Sia Reveals Why She Adopted Two Teenage Boys Last Year
For someone whose crippling stage fright necessitates a face-covering wig, Sia sure knows how to grab our attention. Just before dropping a brand-new single today, the “Chandelier” singer revealed that she is a real-life hero and adopted two teenage boys last year.
“I actually adopted two sons last year,” she said on Tuesday in an interview with SiriusXM’s The Morning Mash Up. “They were 18. They’re both 19 years old now. They were aging out of the foster care system. Yeah, and I love them.”
This explains a mystery we’ve been wondering about since January (1,000 years ago), when Sia dropped the most interesting quote in an interview with GQ about her friend Diplo: “This year I wrote him a text, and I said, ‘Hey, listen, you’re like one of five people that I’m sexually attracted to, and now that I’ve decided to be single for the rest of my life and I just adopted a son, I don’t have time for a relationship. … If you’re interested in some no-strings sex, then hit me up.”

Work to do >> In the article about Sia's adoption, how old are her two sons now?

Data excerpt >>
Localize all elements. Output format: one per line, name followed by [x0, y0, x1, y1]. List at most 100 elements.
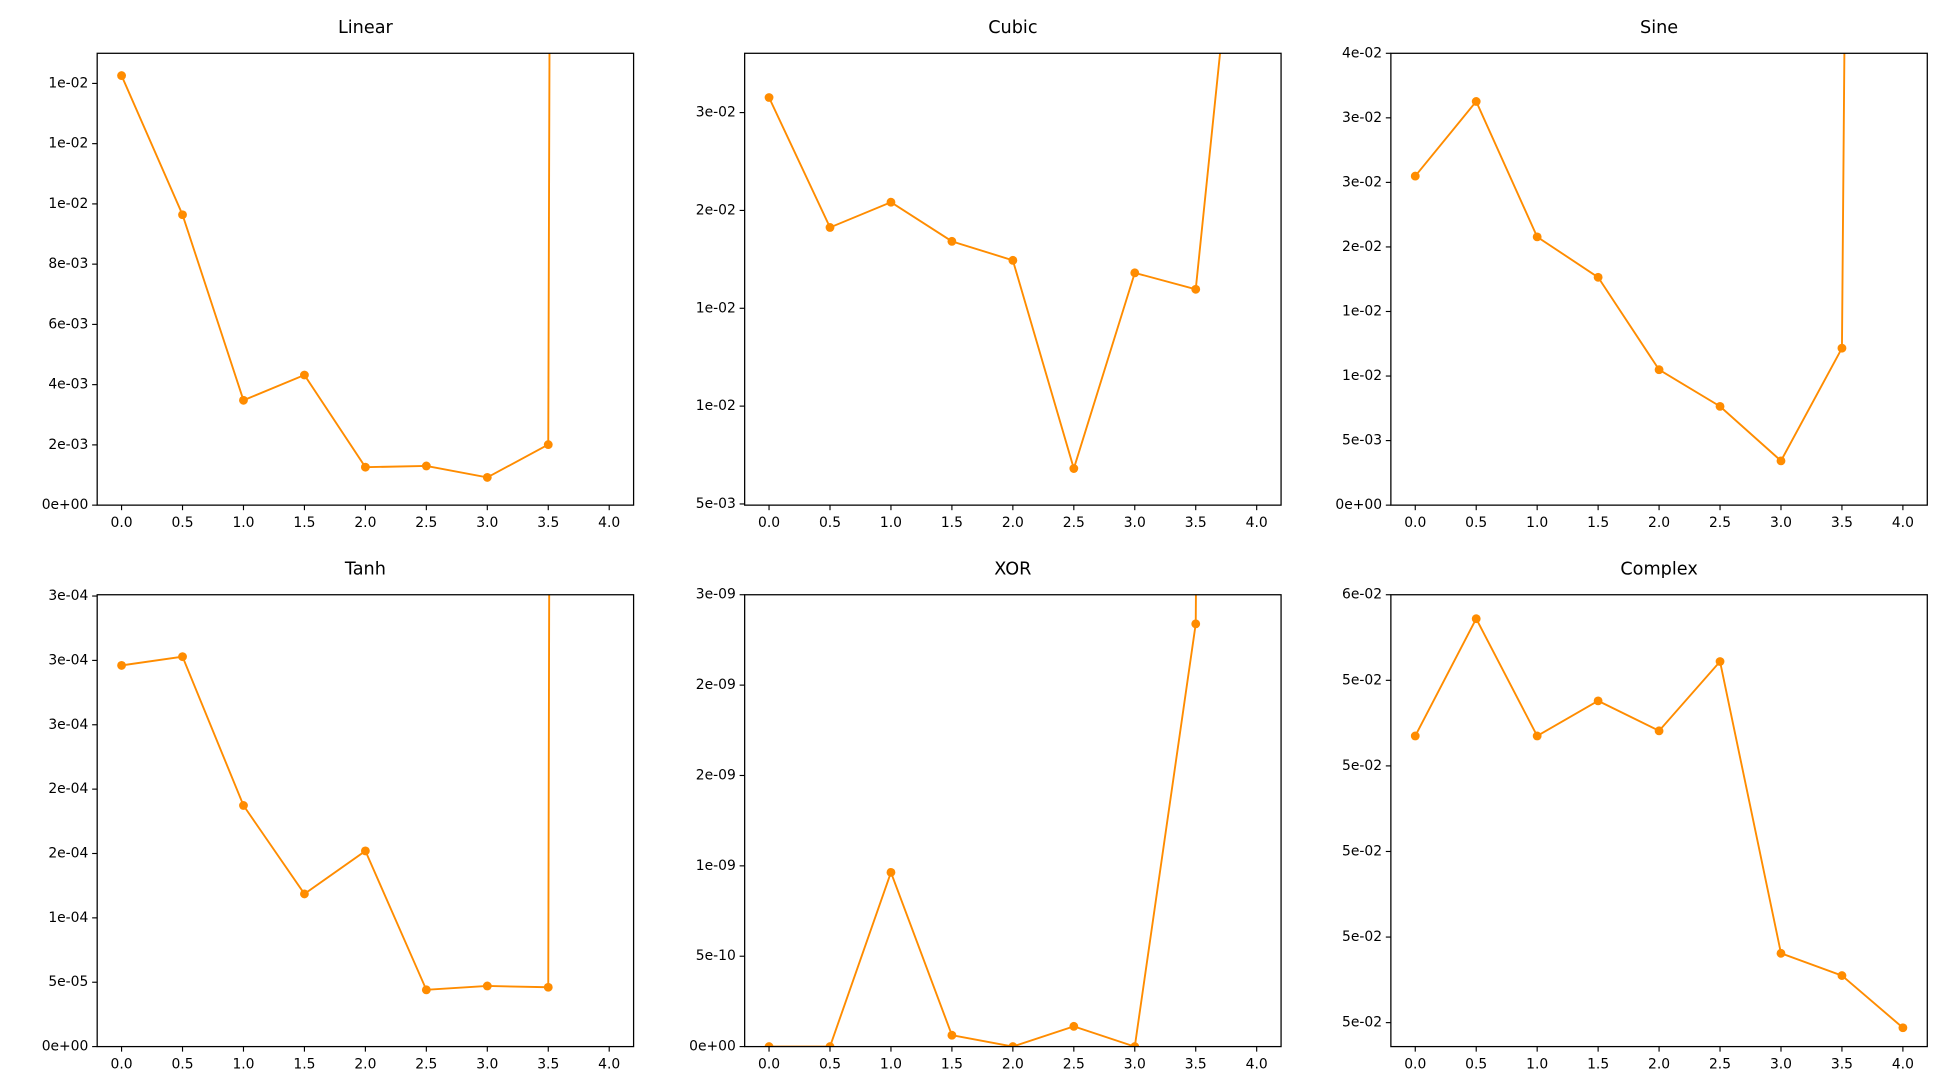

Output of the task >> They are both 19 years old.